◆ Task description: The material below should be written out in full and exactly; pictures stay out of the copy.

◆ Provided information:
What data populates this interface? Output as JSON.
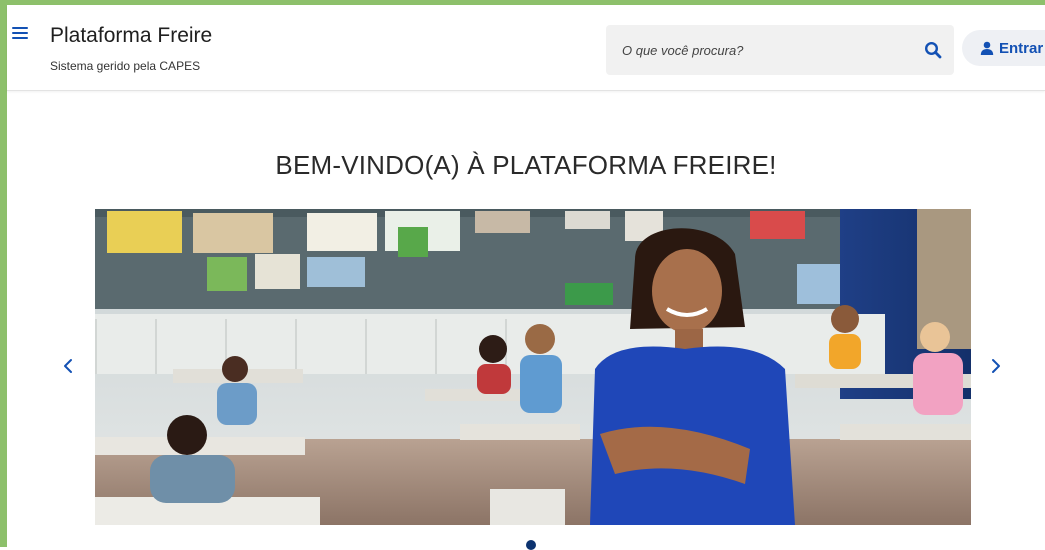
{
  "header": {
    "title": "Plataforma Freire",
    "subtitle": "Sistema gerido pela CAPES",
    "menu_icon": "menu-icon",
    "search": {
      "placeholder": "O que você procura?",
      "icon": "search-icon"
    },
    "login": {
      "label": "Entrar",
      "icon": "user-icon"
    }
  },
  "main": {
    "heading": "BEM-VINDO(A) À PLATAFORMA FREIRE!",
    "carousel": {
      "image_desc": "",
      "prev_icon": "chevron-left-icon",
      "next_icon": "chevron-right-icon"
    }
  },
  "colors": {
    "accent": "#1351b4",
    "frame": "#8dc06b",
    "dark_blue": "#0c326f"
  }
}
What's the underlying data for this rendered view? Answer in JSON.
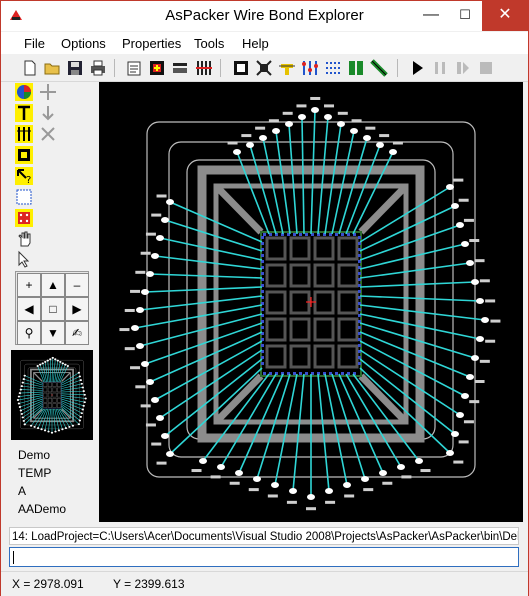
{
  "window": {
    "title": "AsPacker Wire Bond Explorer",
    "close_color": "#c0392b"
  },
  "menu": [
    "File",
    "Options",
    "Properties",
    "Tools",
    "Help"
  ],
  "projects": [
    "Demo",
    "TEMP",
    "A",
    "AADemo"
  ],
  "command_log": "14: LoadProject=C:\\Users\\Acer\\Documents\\Visual Studio 2008\\Projects\\AsPacker\\AsPacker\\bin\\Deb",
  "command_input": "",
  "status": {
    "x_text": "X = 2978.091",
    "y_text": "Y = 2399.613"
  },
  "colors": {
    "wire": "#2fd6d6",
    "frame": "#8c8c8c",
    "die": "#3a3a3a",
    "pad": "#3a4fd0",
    "bondball": "#ffffff",
    "cursor": "#ff2020"
  },
  "icons": {
    "toolbar": [
      "new-file-icon",
      "open-folder-icon",
      "save-icon",
      "print-icon",
      "properties-icon",
      "add-die-icon",
      "substrate-icon",
      "bond-fingers-icon",
      "select-box-icon",
      "die-attach-icon",
      "wire-tool-icon",
      "align-icon",
      "grid-icon",
      "layers-icon",
      "route-icon",
      "play-icon",
      "pause-icon",
      "step-icon",
      "stop-icon"
    ],
    "left": [
      "color-wheel-icon",
      "move-icon",
      "text-tool-icon",
      "move-down-icon",
      "bars-tool-icon",
      "delete-icon",
      "chip-tool-icon",
      "hint-tool-icon",
      "select-region-icon",
      "select-pads-icon",
      "hand-icon",
      "pointer-icon"
    ]
  }
}
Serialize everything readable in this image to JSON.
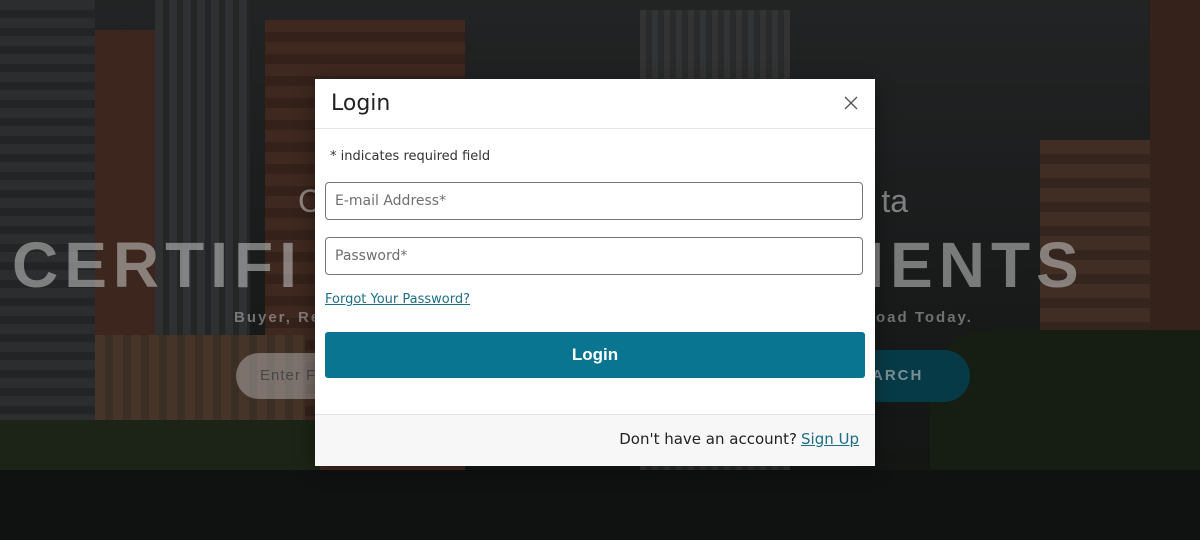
{
  "background": {
    "hero_subtitle_left": "C",
    "hero_subtitle_right": "ta",
    "hero_title": "CERTIFI                    UMENTS",
    "hero_tag_left": "Buyer, Re",
    "hero_tag_right": "oad Today.",
    "search_placeholder": "Enter F",
    "search_button_label": "ARCH"
  },
  "modal": {
    "title": "Login",
    "close_icon": "close-icon",
    "required_note": "* indicates required field",
    "email_placeholder": "E-mail Address*",
    "password_placeholder": "Password*",
    "forgot_link": "Forgot Your Password?",
    "login_button": "Login",
    "footer_prompt": "Don't have an account?",
    "signup_link": "Sign Up"
  },
  "colors": {
    "primary_button": "#0a7590",
    "link": "#1d6f86"
  }
}
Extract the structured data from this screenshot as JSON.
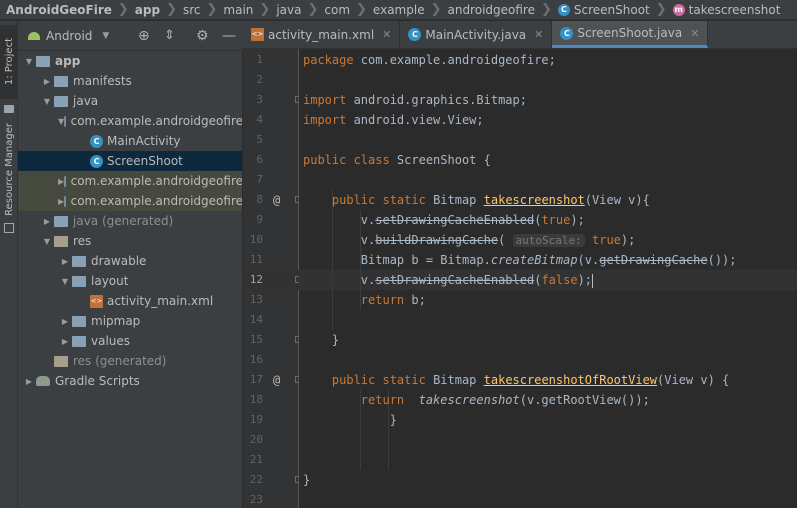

◆ Response to this exercise:
What data populates this interface? Output as JSON.
{
  "header": {
    "title": "Plataforma Freire",
    "subtitle": "Sistema gerido pela CAPES",
    "menu_icon": "menu-icon",
    "search": {
      "placeholder": "O que você procura?",
      "icon": "search-icon"
    },
    "login": {
      "label": "Entrar",
      "icon": "user-icon"
    }
  },
  "main": {
    "heading": "BEM-VINDO(A) À PLATAFORMA FREIRE!",
    "carousel": {
      "image_desc": "",
      "prev_icon": "chevron-left-icon",
      "next_icon": "chevron-right-icon"
    }
  },
  "colors": {
    "accent": "#1351b4",
    "frame": "#8dc06b",
    "dark_blue": "#0c326f"
  }
}
What's the underlying data for this rendered view? Answer in JSON.
{
  "window": {
    "title": "AsPacker Wire Bond Explorer",
    "close_color": "#c0392b"
  },
  "menu": [
    "File",
    "Options",
    "Properties",
    "Tools",
    "Help"
  ],
  "projects": [
    "Demo",
    "TEMP",
    "A",
    "AADemo"
  ],
  "command_log": "14: LoadProject=C:\\Users\\Acer\\Documents\\Visual Studio 2008\\Projects\\AsPacker\\AsPacker\\bin\\Deb",
  "command_input": "",
  "status": {
    "x_text": "X = 2978.091",
    "y_text": "Y = 2399.613"
  },
  "colors": {
    "wire": "#2fd6d6",
    "frame": "#8c8c8c",
    "die": "#3a3a3a",
    "pad": "#3a4fd0",
    "bondball": "#ffffff",
    "cursor": "#ff2020"
  },
  "icons": {
    "toolbar": [
      "new-file-icon",
      "open-folder-icon",
      "save-icon",
      "print-icon",
      "properties-icon",
      "add-die-icon",
      "substrate-icon",
      "bond-fingers-icon",
      "select-box-icon",
      "die-attach-icon",
      "wire-tool-icon",
      "align-icon",
      "grid-icon",
      "layers-icon",
      "route-icon",
      "play-icon",
      "pause-icon",
      "step-icon",
      "stop-icon"
    ],
    "left": [
      "color-wheel-icon",
      "move-icon",
      "text-tool-icon",
      "move-down-icon",
      "bars-tool-icon",
      "delete-icon",
      "chip-tool-icon",
      "hint-tool-icon",
      "select-region-icon",
      "select-pads-icon",
      "hand-icon",
      "pointer-icon"
    ]
  }
}
Serialize everything readable in this image to JSON.
{
  "background": {
    "hero_subtitle_left": "C",
    "hero_subtitle_right": "ta",
    "hero_title": "CERTIFI                    UMENTS",
    "hero_tag_left": "Buyer, Re",
    "hero_tag_right": "oad Today.",
    "search_placeholder": "Enter F",
    "search_button_label": "ARCH"
  },
  "modal": {
    "title": "Login",
    "close_icon": "close-icon",
    "required_note": "* indicates required field",
    "email_placeholder": "E-mail Address*",
    "password_placeholder": "Password*",
    "forgot_link": "Forgot Your Password?",
    "login_button": "Login",
    "footer_prompt": "Don't have an account?",
    "signup_link": "Sign Up"
  },
  "colors": {
    "primary_button": "#0a7590",
    "link": "#1d6f86"
  }
}
Extract the structured data from this screenshot as JSON.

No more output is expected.